* EXERCISE DETAILS
Select every line containing the word "time" from the material, and copy those lines.

* MATERIAL
=======

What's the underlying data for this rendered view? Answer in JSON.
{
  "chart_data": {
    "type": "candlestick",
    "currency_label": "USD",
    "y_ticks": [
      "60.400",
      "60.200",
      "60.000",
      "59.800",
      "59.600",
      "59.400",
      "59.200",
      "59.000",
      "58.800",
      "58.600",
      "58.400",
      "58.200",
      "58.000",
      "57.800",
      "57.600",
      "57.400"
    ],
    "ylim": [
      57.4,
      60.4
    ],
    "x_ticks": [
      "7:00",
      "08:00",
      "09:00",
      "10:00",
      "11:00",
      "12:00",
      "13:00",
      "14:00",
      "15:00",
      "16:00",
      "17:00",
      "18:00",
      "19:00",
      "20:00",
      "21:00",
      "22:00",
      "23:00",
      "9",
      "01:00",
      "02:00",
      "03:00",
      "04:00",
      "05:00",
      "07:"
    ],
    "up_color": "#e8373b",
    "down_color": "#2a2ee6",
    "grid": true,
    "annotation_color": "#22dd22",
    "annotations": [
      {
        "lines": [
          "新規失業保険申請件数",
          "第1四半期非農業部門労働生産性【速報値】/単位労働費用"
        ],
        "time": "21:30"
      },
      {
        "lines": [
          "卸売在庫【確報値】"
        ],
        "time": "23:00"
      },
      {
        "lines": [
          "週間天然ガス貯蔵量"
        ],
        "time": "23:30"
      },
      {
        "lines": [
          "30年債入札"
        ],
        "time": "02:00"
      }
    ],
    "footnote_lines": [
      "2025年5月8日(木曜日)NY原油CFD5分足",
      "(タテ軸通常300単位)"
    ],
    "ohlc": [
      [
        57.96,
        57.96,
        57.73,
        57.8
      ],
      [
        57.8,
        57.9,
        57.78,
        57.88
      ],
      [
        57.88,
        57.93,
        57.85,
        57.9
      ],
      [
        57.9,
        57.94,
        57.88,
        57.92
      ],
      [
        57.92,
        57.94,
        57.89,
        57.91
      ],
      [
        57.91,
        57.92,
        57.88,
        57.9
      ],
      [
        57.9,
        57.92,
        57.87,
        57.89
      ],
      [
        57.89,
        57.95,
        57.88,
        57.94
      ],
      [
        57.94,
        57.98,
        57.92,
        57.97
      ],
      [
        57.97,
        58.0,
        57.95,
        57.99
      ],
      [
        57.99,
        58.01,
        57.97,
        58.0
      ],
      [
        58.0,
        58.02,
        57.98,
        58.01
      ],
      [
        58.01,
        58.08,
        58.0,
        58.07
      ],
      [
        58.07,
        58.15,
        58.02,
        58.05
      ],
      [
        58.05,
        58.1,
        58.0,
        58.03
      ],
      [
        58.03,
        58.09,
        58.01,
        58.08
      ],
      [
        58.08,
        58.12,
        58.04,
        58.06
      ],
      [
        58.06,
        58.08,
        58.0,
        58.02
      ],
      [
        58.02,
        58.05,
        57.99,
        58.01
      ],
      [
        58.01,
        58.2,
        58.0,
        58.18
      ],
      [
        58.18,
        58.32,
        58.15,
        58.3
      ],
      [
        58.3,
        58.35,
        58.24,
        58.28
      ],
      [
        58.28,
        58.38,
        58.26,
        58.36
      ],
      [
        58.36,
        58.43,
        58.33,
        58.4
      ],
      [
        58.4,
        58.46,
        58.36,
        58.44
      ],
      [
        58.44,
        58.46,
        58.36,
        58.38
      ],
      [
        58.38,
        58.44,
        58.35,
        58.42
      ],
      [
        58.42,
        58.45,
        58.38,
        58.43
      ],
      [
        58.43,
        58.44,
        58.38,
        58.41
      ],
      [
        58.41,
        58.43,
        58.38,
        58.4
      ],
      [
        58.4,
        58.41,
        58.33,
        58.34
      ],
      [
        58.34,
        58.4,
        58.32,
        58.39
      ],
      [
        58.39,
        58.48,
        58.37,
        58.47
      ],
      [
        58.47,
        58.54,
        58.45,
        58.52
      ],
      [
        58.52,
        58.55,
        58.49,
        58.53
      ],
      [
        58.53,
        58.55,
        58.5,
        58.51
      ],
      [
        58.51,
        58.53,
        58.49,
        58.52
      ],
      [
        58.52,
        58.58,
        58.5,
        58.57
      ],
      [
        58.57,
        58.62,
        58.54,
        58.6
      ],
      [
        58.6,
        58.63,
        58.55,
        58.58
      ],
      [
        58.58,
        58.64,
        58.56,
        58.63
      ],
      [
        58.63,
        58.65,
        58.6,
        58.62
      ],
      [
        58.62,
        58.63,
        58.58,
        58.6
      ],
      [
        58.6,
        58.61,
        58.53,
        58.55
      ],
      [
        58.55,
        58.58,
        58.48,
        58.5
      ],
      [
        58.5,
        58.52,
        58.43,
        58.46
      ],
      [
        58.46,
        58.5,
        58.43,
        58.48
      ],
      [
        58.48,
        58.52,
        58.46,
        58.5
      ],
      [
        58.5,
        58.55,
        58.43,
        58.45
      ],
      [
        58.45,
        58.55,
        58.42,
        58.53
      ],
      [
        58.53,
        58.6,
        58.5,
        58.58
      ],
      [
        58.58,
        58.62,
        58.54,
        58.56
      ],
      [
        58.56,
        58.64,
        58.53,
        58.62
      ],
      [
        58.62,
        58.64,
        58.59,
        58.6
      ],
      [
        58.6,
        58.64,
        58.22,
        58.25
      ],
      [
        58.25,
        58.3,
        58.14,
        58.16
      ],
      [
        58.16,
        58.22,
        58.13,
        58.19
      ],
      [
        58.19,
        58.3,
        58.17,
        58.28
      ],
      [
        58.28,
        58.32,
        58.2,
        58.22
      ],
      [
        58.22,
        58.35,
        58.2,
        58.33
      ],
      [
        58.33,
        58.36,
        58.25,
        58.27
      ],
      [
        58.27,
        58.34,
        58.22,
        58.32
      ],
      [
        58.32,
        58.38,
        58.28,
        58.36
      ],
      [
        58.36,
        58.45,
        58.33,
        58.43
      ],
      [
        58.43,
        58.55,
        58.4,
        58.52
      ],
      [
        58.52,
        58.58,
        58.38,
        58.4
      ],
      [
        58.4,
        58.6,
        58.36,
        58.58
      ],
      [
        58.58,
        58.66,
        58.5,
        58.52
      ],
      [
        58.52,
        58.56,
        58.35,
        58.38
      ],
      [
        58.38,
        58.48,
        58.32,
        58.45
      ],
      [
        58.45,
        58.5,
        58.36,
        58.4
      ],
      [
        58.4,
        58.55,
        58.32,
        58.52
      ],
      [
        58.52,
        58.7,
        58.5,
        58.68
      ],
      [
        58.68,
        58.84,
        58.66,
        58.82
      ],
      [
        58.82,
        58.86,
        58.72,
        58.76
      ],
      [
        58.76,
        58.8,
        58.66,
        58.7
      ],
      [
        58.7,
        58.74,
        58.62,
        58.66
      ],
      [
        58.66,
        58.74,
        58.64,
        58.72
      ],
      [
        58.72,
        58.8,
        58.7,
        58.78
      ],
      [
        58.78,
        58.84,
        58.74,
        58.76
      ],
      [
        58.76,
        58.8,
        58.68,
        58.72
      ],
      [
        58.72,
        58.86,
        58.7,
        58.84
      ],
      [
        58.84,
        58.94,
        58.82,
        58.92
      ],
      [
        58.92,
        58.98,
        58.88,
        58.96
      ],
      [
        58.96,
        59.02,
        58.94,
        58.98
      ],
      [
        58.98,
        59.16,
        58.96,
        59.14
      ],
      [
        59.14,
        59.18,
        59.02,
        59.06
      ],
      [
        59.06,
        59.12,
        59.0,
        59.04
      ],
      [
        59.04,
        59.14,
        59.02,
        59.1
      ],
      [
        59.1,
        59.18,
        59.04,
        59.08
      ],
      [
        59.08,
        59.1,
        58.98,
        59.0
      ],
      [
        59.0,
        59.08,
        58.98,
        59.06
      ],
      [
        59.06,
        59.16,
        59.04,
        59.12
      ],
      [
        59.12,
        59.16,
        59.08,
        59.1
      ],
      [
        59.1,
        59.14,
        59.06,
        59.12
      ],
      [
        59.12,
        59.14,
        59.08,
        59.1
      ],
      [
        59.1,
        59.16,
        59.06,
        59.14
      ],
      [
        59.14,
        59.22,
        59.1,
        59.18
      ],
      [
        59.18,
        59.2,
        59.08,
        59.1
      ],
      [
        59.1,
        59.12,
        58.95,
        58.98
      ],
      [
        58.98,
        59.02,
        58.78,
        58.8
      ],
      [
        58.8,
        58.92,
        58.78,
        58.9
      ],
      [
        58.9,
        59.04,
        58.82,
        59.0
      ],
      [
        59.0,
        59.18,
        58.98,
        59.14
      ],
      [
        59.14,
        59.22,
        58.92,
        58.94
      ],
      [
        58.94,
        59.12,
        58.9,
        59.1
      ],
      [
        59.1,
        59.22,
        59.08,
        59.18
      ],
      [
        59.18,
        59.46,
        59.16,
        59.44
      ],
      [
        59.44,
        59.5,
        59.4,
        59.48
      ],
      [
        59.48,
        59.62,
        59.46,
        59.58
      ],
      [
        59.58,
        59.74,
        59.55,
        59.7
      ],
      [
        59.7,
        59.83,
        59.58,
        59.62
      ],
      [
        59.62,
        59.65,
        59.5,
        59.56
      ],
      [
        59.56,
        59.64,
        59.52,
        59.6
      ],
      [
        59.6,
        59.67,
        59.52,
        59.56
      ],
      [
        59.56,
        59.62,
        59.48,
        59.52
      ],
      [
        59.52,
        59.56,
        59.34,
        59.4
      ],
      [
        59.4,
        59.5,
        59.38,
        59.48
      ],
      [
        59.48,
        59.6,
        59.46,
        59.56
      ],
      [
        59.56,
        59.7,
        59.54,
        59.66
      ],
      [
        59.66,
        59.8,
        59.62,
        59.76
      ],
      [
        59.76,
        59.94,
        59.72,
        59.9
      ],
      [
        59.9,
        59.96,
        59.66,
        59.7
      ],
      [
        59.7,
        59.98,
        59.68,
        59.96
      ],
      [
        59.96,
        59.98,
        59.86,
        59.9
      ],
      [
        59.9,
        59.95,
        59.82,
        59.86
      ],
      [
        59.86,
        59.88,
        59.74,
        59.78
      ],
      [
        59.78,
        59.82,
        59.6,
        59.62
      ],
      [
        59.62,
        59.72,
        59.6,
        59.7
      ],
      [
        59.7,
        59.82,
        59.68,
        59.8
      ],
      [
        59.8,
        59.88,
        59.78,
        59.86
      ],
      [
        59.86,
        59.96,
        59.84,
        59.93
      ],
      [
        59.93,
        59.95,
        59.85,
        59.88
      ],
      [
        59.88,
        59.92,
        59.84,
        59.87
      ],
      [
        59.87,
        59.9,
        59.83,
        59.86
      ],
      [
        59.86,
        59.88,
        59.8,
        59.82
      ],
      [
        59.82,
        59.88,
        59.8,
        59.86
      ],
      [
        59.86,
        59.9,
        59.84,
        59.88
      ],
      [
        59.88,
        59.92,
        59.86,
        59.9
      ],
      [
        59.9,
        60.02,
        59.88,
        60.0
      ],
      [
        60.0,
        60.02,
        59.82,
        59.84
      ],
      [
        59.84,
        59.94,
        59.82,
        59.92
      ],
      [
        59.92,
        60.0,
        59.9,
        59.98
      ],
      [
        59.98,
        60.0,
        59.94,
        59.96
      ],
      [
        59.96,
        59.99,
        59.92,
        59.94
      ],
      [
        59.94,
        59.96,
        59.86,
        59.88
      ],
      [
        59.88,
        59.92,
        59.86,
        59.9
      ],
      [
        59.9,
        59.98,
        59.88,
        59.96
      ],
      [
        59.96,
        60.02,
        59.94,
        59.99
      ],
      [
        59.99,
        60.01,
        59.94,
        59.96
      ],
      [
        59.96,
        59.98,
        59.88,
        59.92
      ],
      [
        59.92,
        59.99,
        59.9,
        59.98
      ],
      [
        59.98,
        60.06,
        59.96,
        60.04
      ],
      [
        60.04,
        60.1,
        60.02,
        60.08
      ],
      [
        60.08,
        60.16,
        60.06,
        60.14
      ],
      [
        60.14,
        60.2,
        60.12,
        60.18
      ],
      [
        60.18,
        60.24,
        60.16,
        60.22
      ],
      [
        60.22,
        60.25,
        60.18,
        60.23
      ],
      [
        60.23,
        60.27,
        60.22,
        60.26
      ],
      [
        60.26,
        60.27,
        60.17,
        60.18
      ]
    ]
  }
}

=======

* SOLUTION BELOW
        "time": "21:30"
        "time": "23:00"
        "time": "23:30"
        "time": "02:00"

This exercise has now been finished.